# [読む文章]
-----

『フクシとつながる、フクシでつながる。』・・・フクシを知って、ちょっとフクシを実践する、そんなユル〜クやってくフクシのサイト「フクシる」です。

ソーシャルワーカーのファシリテーション

ソーシャルワーカーのファシリテーション

ファシリテーションとは、とっても簡単に表現すると「「話し合いのテクニック」や「話し合いの進行」と言えるのではないでしょうか。

ソーシャルワーカーと呼ばれる専門職の皆さんは、様々な「話し合い」や「複数の人々で何かに取り組む」といった場面が多いと思います。このような場面でソーシャルワーカーに求められるのが「ファシリテーション力」。

本記事では、ソーシャルワーカーのファシリテーションについて、手法や注意点についてご紹介させて頂きます。

ファシリテーションとは

ファシリテーションとは、先にも述べた通り「話し合いのテクニック」や「話し合いの進行役」とイメージできると思います。

ですが、ソーシャルワーカーによるファシリテーションはもっと深い意味があり、広い役割があると考えられています。

ファシリテーションは話し合いの「支援」&「促進」

ソーシャルワーカーにおけるファシリテーションにおいては、ファシリテーションとは「複数の人の関係や連携・共同を支援する」ことと捉えることが出来ます。もう少しイメージしやすい言葉ですと、「人と人とのつながりを後押しする」「人と人との関わりを活性化するために支援する」と言えると思います。

①話し合いの支援・促進
②複数の人の関係や連携の支援・促進

ファシリテーターとは

ファシリテーションをする人のことを「ファシリテーター」と呼びます。

この「ファシリテーター」は助産師に例えられると言われています。出産において、「産む」ことをするのがお母さん、「産まれる」のは赤ちゃんです。助産師は「お母さんの産もうとする力」と、子供の「産まれてこようとする力」、この主役の2人の力を活かして無事に出産するまで後押しするのが仕事です。

最終的な目的を目指すために「後押しする」という点で、「ファシリテーター」と「助産師」は共通しているのです。

「ファシリテーター」は主役ではありません。話し合いに関わり合う人たちが主役です。

さらに、リーダーのように引っ張るイメージではなく、「背中を押す」というイメージの働きかけであることを意識しなければなりません。

参加している人たちの主体化が大切です。

まず話し合いとは何か

様々な話し合いの中でファシリテートするには、まず話し合いについてある程度整理しておくことが必要です。
会議・審議・相談・対話などなど。話し合いと一言で言っても、とても多くの呼び名が存在します。
ファシリテーションをするには、話し合いにはどのようなものがあるのか、そしてどういった話し合いが良いとされるのかを理解しておくことも重要と言われています。

話し合いの4タイプ

話し合いには目的別に大きく分けて4タイプに分類されます。

-----

# [提供資料]
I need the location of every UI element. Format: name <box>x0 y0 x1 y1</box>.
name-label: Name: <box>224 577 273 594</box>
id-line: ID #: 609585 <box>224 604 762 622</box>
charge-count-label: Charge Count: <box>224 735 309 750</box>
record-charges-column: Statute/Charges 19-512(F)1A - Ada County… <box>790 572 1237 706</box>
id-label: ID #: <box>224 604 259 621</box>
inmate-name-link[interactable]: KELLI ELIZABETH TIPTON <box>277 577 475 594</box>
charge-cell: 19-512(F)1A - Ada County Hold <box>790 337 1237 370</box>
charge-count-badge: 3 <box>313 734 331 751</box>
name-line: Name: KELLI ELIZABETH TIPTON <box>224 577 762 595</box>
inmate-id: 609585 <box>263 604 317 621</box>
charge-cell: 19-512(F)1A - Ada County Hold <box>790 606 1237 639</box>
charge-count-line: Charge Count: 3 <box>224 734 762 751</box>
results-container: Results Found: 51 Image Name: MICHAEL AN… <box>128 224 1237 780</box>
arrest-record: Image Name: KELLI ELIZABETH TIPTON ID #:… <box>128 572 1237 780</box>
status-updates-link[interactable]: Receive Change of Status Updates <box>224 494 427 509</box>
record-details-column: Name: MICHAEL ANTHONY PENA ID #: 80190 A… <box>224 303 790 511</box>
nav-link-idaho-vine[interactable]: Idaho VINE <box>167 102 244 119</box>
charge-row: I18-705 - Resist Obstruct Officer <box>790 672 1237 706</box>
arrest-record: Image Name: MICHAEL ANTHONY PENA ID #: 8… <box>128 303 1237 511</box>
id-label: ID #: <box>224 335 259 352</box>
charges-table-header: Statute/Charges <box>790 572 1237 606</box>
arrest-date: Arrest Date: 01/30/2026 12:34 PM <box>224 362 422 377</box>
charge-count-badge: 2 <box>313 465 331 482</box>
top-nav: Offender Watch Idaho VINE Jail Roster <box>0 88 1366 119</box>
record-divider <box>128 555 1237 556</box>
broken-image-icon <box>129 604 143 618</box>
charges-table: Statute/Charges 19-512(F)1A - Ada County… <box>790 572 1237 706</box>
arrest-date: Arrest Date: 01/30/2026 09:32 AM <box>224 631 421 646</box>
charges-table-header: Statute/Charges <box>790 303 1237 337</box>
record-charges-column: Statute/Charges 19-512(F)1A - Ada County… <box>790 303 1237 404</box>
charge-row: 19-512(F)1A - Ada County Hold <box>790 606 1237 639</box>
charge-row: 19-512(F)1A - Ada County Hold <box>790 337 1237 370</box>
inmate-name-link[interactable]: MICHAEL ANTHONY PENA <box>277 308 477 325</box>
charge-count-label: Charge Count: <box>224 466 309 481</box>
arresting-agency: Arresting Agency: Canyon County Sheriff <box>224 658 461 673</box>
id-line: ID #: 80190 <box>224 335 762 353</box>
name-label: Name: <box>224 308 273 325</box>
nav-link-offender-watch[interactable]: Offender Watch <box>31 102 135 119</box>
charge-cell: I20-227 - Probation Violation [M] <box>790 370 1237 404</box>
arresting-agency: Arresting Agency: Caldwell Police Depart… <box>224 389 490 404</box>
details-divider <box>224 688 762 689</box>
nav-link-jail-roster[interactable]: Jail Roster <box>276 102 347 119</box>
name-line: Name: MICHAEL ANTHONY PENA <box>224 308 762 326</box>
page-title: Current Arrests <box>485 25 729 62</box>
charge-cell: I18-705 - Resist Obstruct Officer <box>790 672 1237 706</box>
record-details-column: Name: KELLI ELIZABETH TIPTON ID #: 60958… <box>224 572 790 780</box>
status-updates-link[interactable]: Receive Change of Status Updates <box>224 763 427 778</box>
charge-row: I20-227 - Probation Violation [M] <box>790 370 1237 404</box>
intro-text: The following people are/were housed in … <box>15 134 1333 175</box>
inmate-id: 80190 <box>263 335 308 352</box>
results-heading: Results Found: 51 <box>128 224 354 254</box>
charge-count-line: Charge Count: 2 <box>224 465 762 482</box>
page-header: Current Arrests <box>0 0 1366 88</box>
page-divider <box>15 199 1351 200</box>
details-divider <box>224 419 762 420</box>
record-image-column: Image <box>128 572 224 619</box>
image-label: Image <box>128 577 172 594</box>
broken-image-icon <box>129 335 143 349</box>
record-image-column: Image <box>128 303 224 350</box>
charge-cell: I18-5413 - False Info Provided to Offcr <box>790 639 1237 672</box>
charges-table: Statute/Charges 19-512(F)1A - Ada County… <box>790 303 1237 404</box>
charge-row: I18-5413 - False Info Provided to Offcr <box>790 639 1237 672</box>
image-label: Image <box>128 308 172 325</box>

-----

# [必要な作業]
1: ファシリテーションに関する文章の「参加している人たちの主体化が大切です。」から「話し合いには目的別に大きく分けて4タイプに分類されます。」まで（両端を含む）を、「主体化」を「主体性」に置き換えて編集する。
2: ファシリテーションに関する文章で「ソーシャルワーカーにおけるファシリテーションにおいては」から始まる段落を、主な事実を残して短く書き直してください。
項目は、ファシリテーションに関する文章とは別の資料である。

# [作業の解答]
1:
参加している人たちの主体性が大切です。

まず話し合いとは何か

様々な話し合いの中でファシリテートするには、まず話し合いについてある程度整理しておくことが必要です。
会議・審議・相談・対話などなど。話し合いと一言で言っても、とても多くの呼び名が存在します。
ファシリテーションをするには、話し合いにはどのようなものがあるのか、そしてどういった話し合いが良いとされるのかを理解しておくことも重要と言われています。

話し合いの4タイプ

話し合いには目的別に大きく分けて4タイプに分類されます。

2: ソーシャルワーカーのファシリテーションは、「複数の人の関係や連携・共同を支援する」ことと捉えられる。つまり、人と人とのつながりを後押しし、その関わりを活性化するための支援である。